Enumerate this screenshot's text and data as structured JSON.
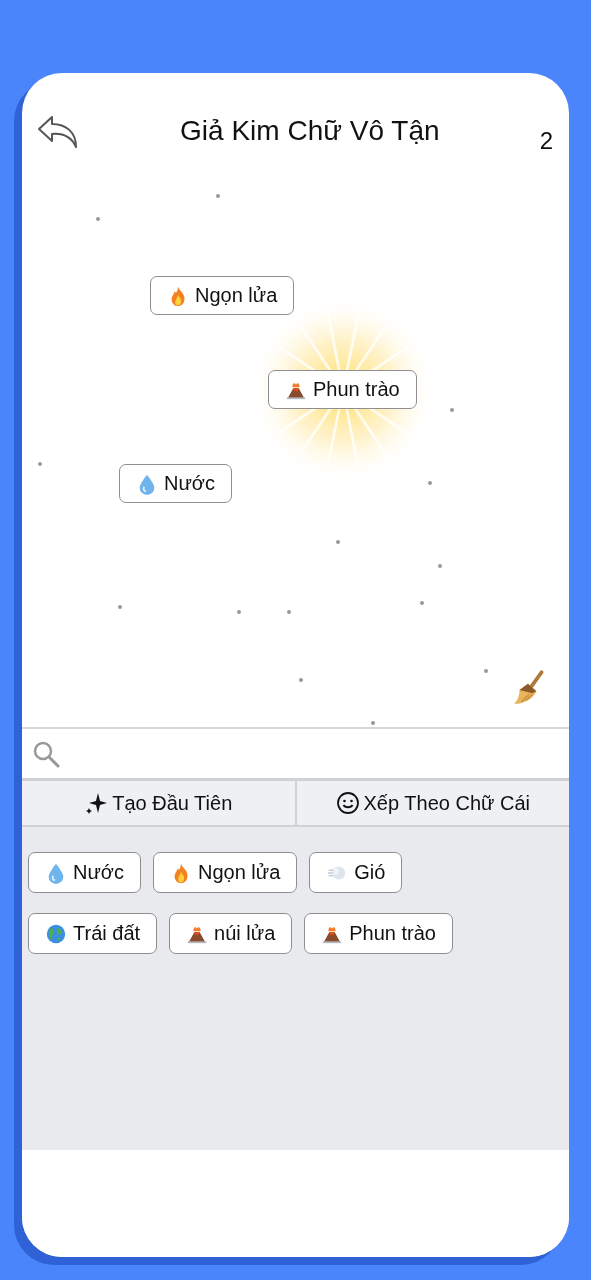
{
  "header": {
    "title": "Giả Kim Chữ Vô Tận",
    "count": "2"
  },
  "canvas": {
    "items": [
      {
        "label": "Ngọn lửa",
        "kind": "fire",
        "highlighted": false
      },
      {
        "label": "Phun trào",
        "kind": "volcano",
        "highlighted": true
      },
      {
        "label": "Nước",
        "kind": "water",
        "highlighted": false
      }
    ]
  },
  "sort_buttons": [
    {
      "label": "Tạo Đầu Tiên",
      "kind": "sparkle"
    },
    {
      "label": "Xếp Theo Chữ Cái",
      "kind": "smiley"
    }
  ],
  "inventory": [
    {
      "label": "Nước",
      "kind": "water"
    },
    {
      "label": "Ngọn lửa",
      "kind": "fire"
    },
    {
      "label": "Gió",
      "kind": "wind"
    },
    {
      "label": "Trái đất",
      "kind": "earth"
    },
    {
      "label": "núi lửa",
      "kind": "volcano"
    },
    {
      "label": "Phun trào",
      "kind": "volcano"
    }
  ]
}
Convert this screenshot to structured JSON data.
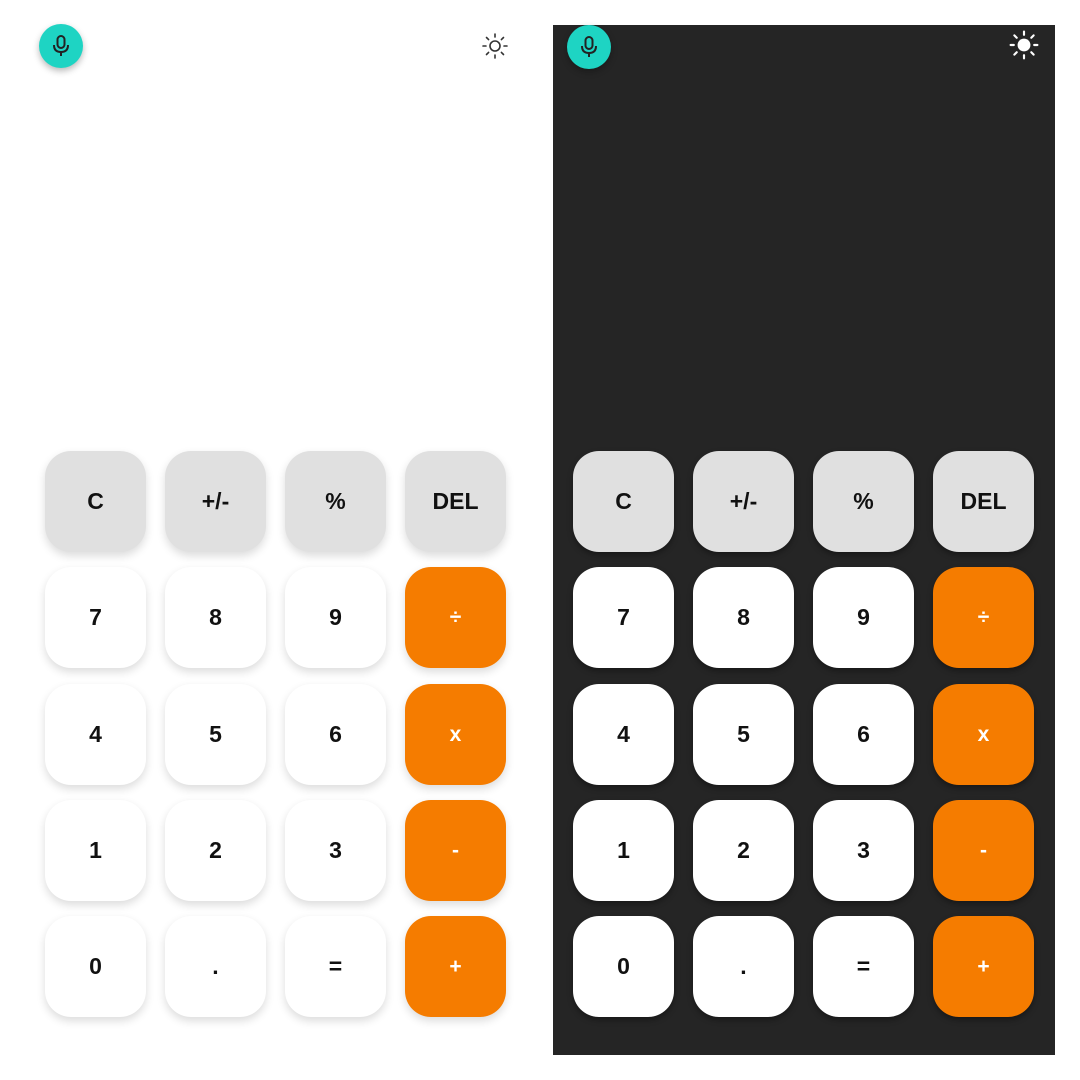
{
  "colors": {
    "mic_accent": "#1ed4c3",
    "operator_orange": "#f57c00",
    "function_key_gray": "#e0e0e0",
    "light_background": "#ffffff",
    "dark_background": "#252525"
  },
  "icons": {
    "mic": "microphone-icon",
    "theme_light_mode": "sun-outline-icon",
    "theme_dark_mode": "sun-filled-icon"
  },
  "light": {
    "keys": {
      "clear": "C",
      "toggle_sign": "+/-",
      "percent": "%",
      "delete": "DEL",
      "seven": "7",
      "eight": "8",
      "nine": "9",
      "divide": "÷",
      "four": "4",
      "five": "5",
      "six": "6",
      "multiply": "x",
      "one": "1",
      "two": "2",
      "three": "3",
      "subtract": "-",
      "zero": "0",
      "decimal": ".",
      "equals": "=",
      "add": "+"
    }
  },
  "dark": {
    "keys": {
      "clear": "C",
      "toggle_sign": "+/-",
      "percent": "%",
      "delete": "DEL",
      "seven": "7",
      "eight": "8",
      "nine": "9",
      "divide": "÷",
      "four": "4",
      "five": "5",
      "six": "6",
      "multiply": "x",
      "one": "1",
      "two": "2",
      "three": "3",
      "subtract": "-",
      "zero": "0",
      "decimal": ".",
      "equals": "=",
      "add": "+"
    }
  }
}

----------------

▶ _Direction_
Everything from the line containing "Convert this screenshot" to the last line of the listing above must be reproduced exactly, with no pictures included.

▶ _Task answer_
Convert this screenshot to structured JSON data.
{
  "colors": {
    "mic_accent": "#1ed4c3",
    "operator_orange": "#f57c00",
    "function_key_gray": "#e0e0e0",
    "light_background": "#ffffff",
    "dark_background": "#252525"
  },
  "icons": {
    "mic": "microphone-icon",
    "theme_light_mode": "sun-outline-icon",
    "theme_dark_mode": "sun-filled-icon"
  },
  "light": {
    "keys": {
      "clear": "C",
      "toggle_sign": "+/-",
      "percent": "%",
      "delete": "DEL",
      "seven": "7",
      "eight": "8",
      "nine": "9",
      "divide": "÷",
      "four": "4",
      "five": "5",
      "six": "6",
      "multiply": "x",
      "one": "1",
      "two": "2",
      "three": "3",
      "subtract": "-",
      "zero": "0",
      "decimal": ".",
      "equals": "=",
      "add": "+"
    }
  },
  "dark": {
    "keys": {
      "clear": "C",
      "toggle_sign": "+/-",
      "percent": "%",
      "delete": "DEL",
      "seven": "7",
      "eight": "8",
      "nine": "9",
      "divide": "÷",
      "four": "4",
      "five": "5",
      "six": "6",
      "multiply": "x",
      "one": "1",
      "two": "2",
      "three": "3",
      "subtract": "-",
      "zero": "0",
      "decimal": ".",
      "equals": "=",
      "add": "+"
    }
  }
}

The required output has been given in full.